Stored data
┄┄┄┄┄┄┄┄┄┄┄┄┄┄┄┄┄┄┄┄
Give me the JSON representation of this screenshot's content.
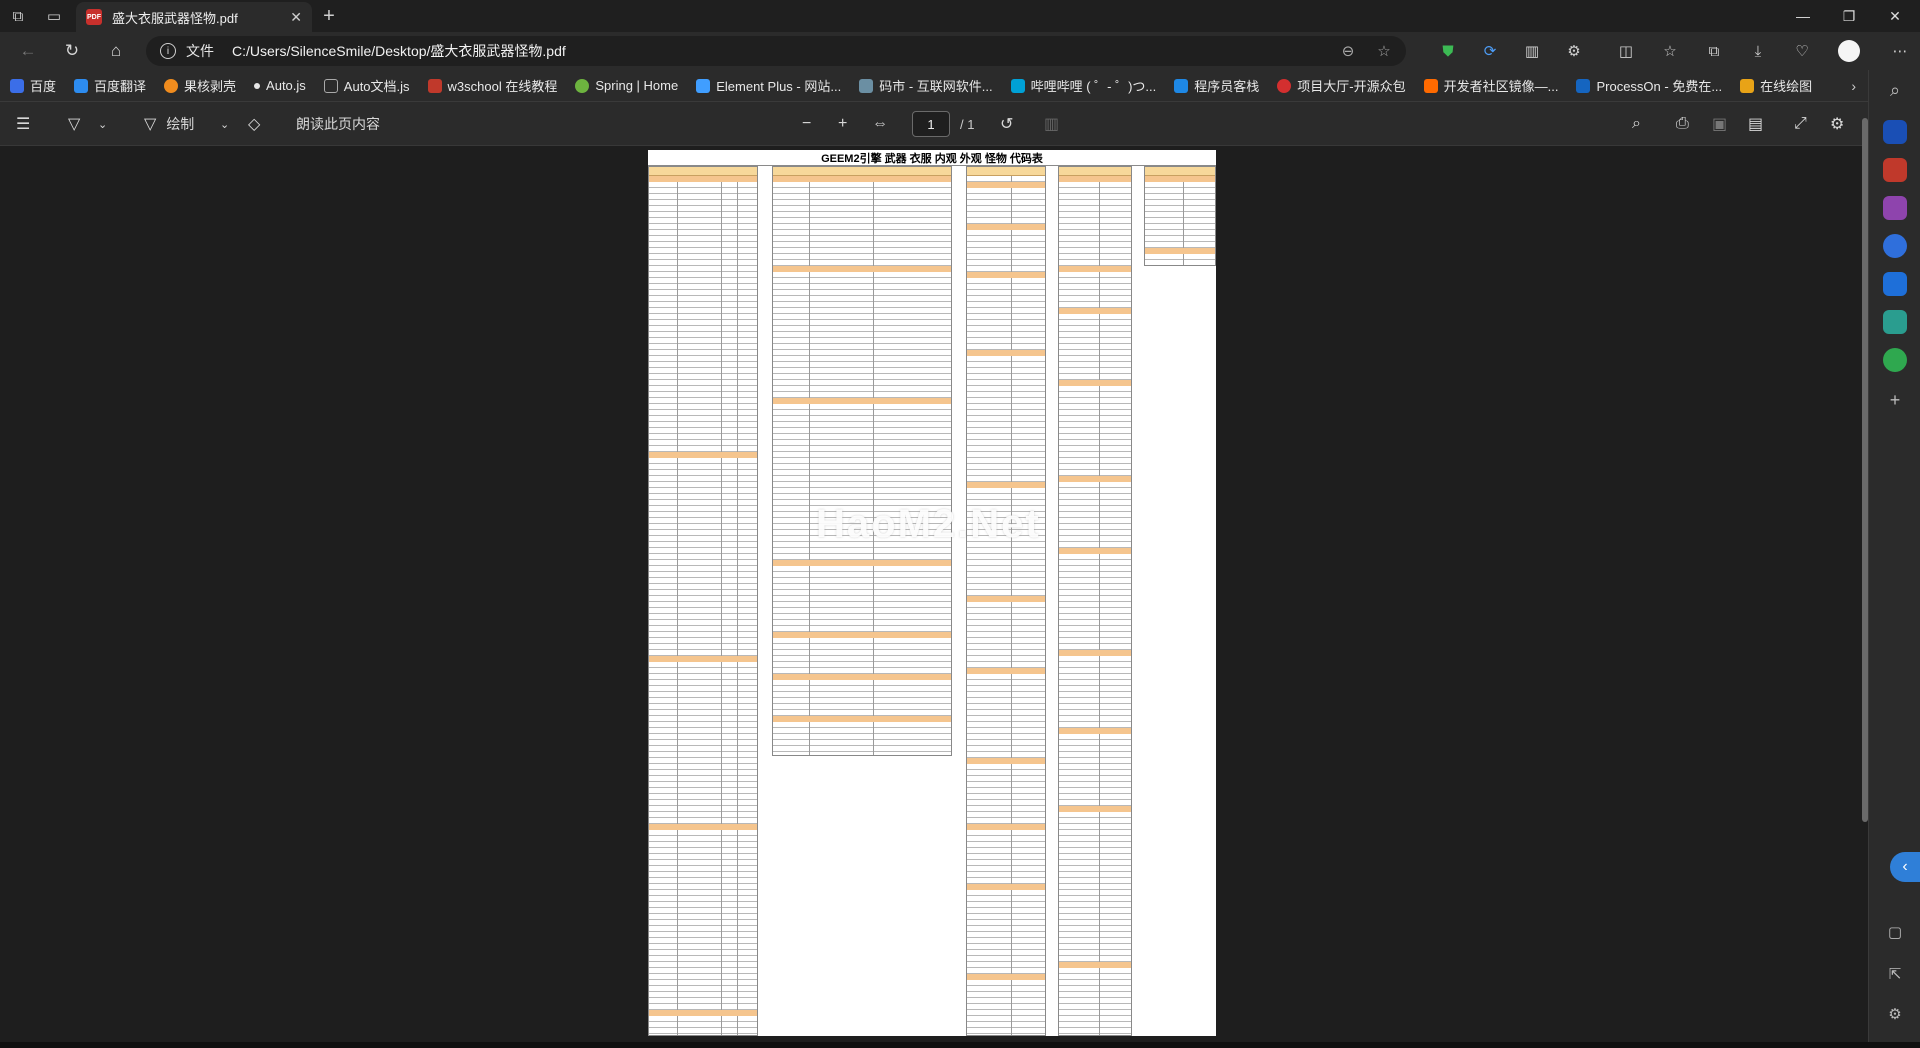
{
  "tab": {
    "title": "盛大衣服武器怪物.pdf",
    "badge": "PDF"
  },
  "address": {
    "scheme": "文件",
    "path": "C:/Users/SilenceSmile/Desktop/盛大衣服武器怪物.pdf"
  },
  "favorites": [
    {
      "label": "百度",
      "color": "#3b6ee8"
    },
    {
      "label": "百度翻译",
      "color": "#2d8cf0"
    },
    {
      "label": "果核剥壳",
      "color": "#f08c1e"
    },
    {
      "label": "Auto.js",
      "color": "#e6e6e6"
    },
    {
      "label": "Auto文档.js",
      "color": "#9a9a9a"
    },
    {
      "label": "w3school 在线教程",
      "color": "#c0392b"
    },
    {
      "label": "Spring | Home",
      "color": "#6db33f"
    },
    {
      "label": "Element Plus - 网站...",
      "color": "#409eff"
    },
    {
      "label": "码市 - 互联网软件...",
      "color": "#6b8fa3"
    },
    {
      "label": "哔哩哔哩 ( ゜- ゜)つ...",
      "color": "#00a1d6"
    },
    {
      "label": "程序员客栈",
      "color": "#1e88e5"
    },
    {
      "label": "项目大厅-开源众包",
      "color": "#d32f2f"
    },
    {
      "label": "开发者社区镜像—...",
      "color": "#ff6a00"
    },
    {
      "label": "ProcessOn - 免费在...",
      "color": "#1565c0"
    },
    {
      "label": "在线绘图",
      "color": "#e8a317"
    }
  ],
  "pdf_toolbar": {
    "draw_label": "绘制",
    "read_aloud_label": "朗读此页内容",
    "page_current": "1",
    "page_total": "/ 1"
  },
  "document": {
    "title": "GEEM2引擎 武器 衣服 内观 外观 怪物 代码表",
    "watermark": "HaoM2.Net"
  },
  "sidebar": {
    "colors": [
      "#1a4fb5",
      "#c0392b",
      "#8e44ad",
      "#2f6fdc",
      "#1e6fd9",
      "#2a9d8f",
      "#2fa84f"
    ]
  }
}
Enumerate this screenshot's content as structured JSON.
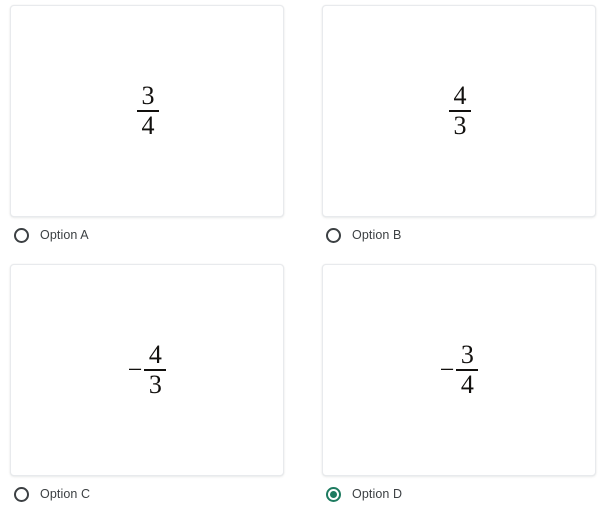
{
  "question": {
    "selected_option_id": "D",
    "accent_color_selected": "#1e7b60",
    "radio_color_unselected": "#3c4043",
    "card_background": "#ffffff",
    "card_border_color": "#e8eaed",
    "page_background": "#ffffff",
    "text_color": "#3c4043",
    "math_color": "#12100e"
  },
  "options": [
    {
      "id": "A",
      "label": "Option A",
      "radio_icon": "radio-unselected-icon",
      "selected": false,
      "value_text": "3/4",
      "sign": "",
      "numerator": "3",
      "denominator": "4"
    },
    {
      "id": "B",
      "label": "Option B",
      "radio_icon": "radio-unselected-icon",
      "selected": false,
      "value_text": "4/3",
      "sign": "",
      "numerator": "4",
      "denominator": "3"
    },
    {
      "id": "C",
      "label": "Option C",
      "radio_icon": "radio-unselected-icon",
      "selected": false,
      "value_text": "-4/3",
      "sign": "−",
      "numerator": "4",
      "denominator": "3"
    },
    {
      "id": "D",
      "label": "Option D",
      "radio_icon": "radio-selected-icon",
      "selected": true,
      "value_text": "-3/4",
      "sign": "−",
      "numerator": "3",
      "denominator": "4"
    }
  ]
}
┄┄┄┄┄┄┄┄┄┄┄┄┄┄┄┄┄┄┄┄
From the line containing "Enumerate this screenshot's" through the last line of the records, both included, output those lines exactly and nothing else; skip the pictures.

Enumerate this screenshot's content as structured JSON.
{
  "question": {
    "selected_option_id": "D",
    "accent_color_selected": "#1e7b60",
    "radio_color_unselected": "#3c4043",
    "card_background": "#ffffff",
    "card_border_color": "#e8eaed",
    "page_background": "#ffffff",
    "text_color": "#3c4043",
    "math_color": "#12100e"
  },
  "options": [
    {
      "id": "A",
      "label": "Option A",
      "radio_icon": "radio-unselected-icon",
      "selected": false,
      "value_text": "3/4",
      "sign": "",
      "numerator": "3",
      "denominator": "4"
    },
    {
      "id": "B",
      "label": "Option B",
      "radio_icon": "radio-unselected-icon",
      "selected": false,
      "value_text": "4/3",
      "sign": "",
      "numerator": "4",
      "denominator": "3"
    },
    {
      "id": "C",
      "label": "Option C",
      "radio_icon": "radio-unselected-icon",
      "selected": false,
      "value_text": "-4/3",
      "sign": "−",
      "numerator": "4",
      "denominator": "3"
    },
    {
      "id": "D",
      "label": "Option D",
      "radio_icon": "radio-selected-icon",
      "selected": true,
      "value_text": "-3/4",
      "sign": "−",
      "numerator": "3",
      "denominator": "4"
    }
  ]
}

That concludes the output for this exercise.